§ What to produce:
Look through the material below for "bPeter". Copy every line that contains it.
====================
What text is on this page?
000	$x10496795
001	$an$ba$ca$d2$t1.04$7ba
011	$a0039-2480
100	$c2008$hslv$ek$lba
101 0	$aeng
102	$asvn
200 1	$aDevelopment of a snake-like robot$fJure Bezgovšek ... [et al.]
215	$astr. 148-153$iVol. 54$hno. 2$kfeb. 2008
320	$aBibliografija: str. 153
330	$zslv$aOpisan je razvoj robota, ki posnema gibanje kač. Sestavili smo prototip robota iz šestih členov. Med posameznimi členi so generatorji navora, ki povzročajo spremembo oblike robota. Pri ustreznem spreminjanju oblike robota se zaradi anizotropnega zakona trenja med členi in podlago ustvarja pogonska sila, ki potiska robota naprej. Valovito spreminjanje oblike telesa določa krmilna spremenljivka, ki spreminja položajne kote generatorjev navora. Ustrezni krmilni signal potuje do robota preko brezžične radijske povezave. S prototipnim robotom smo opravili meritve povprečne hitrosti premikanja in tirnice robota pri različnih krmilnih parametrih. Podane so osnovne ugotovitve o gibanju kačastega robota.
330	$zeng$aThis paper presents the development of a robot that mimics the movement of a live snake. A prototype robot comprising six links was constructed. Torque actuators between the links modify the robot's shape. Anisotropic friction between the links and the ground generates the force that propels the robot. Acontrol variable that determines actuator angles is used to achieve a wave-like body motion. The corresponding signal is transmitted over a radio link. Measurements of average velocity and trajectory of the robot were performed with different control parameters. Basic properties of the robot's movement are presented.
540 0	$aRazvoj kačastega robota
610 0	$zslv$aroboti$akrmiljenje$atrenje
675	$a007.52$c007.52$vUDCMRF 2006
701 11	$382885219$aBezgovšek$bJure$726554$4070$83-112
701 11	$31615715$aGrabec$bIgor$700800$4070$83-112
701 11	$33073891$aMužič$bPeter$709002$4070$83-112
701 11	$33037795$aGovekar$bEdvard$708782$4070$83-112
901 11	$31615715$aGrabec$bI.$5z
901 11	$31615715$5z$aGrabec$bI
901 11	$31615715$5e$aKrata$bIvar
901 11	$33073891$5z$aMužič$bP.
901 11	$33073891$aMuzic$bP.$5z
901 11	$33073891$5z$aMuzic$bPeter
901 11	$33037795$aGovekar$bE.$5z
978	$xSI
====================
§ Solution to this problem:
701 11	$33073891$aMužič$bPeter$709002$4070$83-112
901 11	$33073891$5z$aMuzic$bPeter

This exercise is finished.